### Your task
Your task is to retype each line of the data below exactly.

### Items from a dataset

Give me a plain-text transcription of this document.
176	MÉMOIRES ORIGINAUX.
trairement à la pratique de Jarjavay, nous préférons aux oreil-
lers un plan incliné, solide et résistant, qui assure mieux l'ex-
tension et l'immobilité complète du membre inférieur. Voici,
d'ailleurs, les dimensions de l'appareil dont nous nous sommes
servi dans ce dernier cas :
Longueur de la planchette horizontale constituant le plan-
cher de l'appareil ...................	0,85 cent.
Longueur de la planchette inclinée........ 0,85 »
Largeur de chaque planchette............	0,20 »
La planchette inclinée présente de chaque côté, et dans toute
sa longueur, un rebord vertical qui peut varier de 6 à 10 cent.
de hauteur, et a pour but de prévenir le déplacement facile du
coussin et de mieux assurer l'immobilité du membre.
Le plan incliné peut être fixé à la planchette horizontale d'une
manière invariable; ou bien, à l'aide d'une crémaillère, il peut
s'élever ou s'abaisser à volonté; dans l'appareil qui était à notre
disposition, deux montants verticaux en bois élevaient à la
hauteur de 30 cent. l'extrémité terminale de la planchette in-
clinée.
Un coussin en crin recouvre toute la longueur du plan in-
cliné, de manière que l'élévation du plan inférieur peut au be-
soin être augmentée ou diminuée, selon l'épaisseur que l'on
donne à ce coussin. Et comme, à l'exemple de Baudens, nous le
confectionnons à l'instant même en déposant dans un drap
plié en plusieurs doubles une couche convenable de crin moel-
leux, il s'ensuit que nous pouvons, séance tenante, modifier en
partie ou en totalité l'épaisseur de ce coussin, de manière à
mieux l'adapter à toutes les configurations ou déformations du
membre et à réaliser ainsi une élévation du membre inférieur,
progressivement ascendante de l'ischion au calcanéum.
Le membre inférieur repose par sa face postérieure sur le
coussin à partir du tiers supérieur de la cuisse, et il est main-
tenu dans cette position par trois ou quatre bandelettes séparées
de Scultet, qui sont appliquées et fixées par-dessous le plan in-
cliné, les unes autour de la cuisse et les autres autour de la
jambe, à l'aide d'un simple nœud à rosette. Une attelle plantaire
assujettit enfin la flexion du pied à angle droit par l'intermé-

### Response to the task
Give me a plain-text transcription of this document.
176	MÉMOIRES ORIGINAUX.
trairement à la pratique de Jarjavay, nous préférons aux oreil-
lers un plan incliné, solide et résistant, qui assure mieux l'ex-
tension et l'immobilité complète du membre inférieur. Voici,
d'ailleurs, les dimensions de l'appareil dont nous nous sommes
servi dans ce dernier cas :
Longueur de la planchette horizontale constituant le plan-
cher de l'appareil ...................	0,85 cent.
Longueur de la planchette inclinée........ 0,85 »
Largeur de chaque planchette............	0,20 »
La planchette inclinée présente de chaque côté, et dans toute
sa longueur, un rebord vertical qui peut varier de 6 à 10 cent.
de hauteur, et a pour but de prévenir le déplacement facile du
coussin et de mieux assurer l'immobilité du membre.
Le plan incliné peut être fixé à la planchette horizontale d'une
manière invariable; ou bien, à l'aide d'une crémaillère, il peut
s'élever ou s'abaisser à volonté; dans l'appareil qui était à notre
disposition, deux montants verticaux en bois élevaient à la
hauteur de 30 cent. l'extrémité terminale de la planchette in-
clinée.
Un coussin en crin recouvre toute la longueur du plan in-
cliné, de manière que l'élévation du plan inférieur peut au be-
soin être augmentée ou diminuée, selon l'épaisseur que l'on
donne à ce coussin. Et comme, à l'exemple de Baudens, nous le
confectionnons à l'instant même en déposant dans un drap
plié en plusieurs doubles une couche convenable de crin moel-
leux, il s'ensuit que nous pouvons, séance tenante, modifier en
partie ou en totalité l'épaisseur de ce coussin, de manière à
mieux l'adapter à toutes les configurations ou déformations du
membre et à réaliser ainsi une élévation du membre inférieur,
progressivement ascendante de l'ischion au calcanéum.
Le membre inférieur repose par sa face postérieure sur le
coussin à partir du tiers supérieur de la cuisse, et il est main-
tenu dans cette position par trois ou quatre bandelettes séparées
de Scultet, qui sont appliquées et fixées par-dessous le plan in-
cliné, les unes autour de la cuisse et les autres autour de la
jambe, à l'aide d'un simple nœud à rosette. Une attelle plantaire
assujettit enfin la flexion du pied à angle droit par l'intermé-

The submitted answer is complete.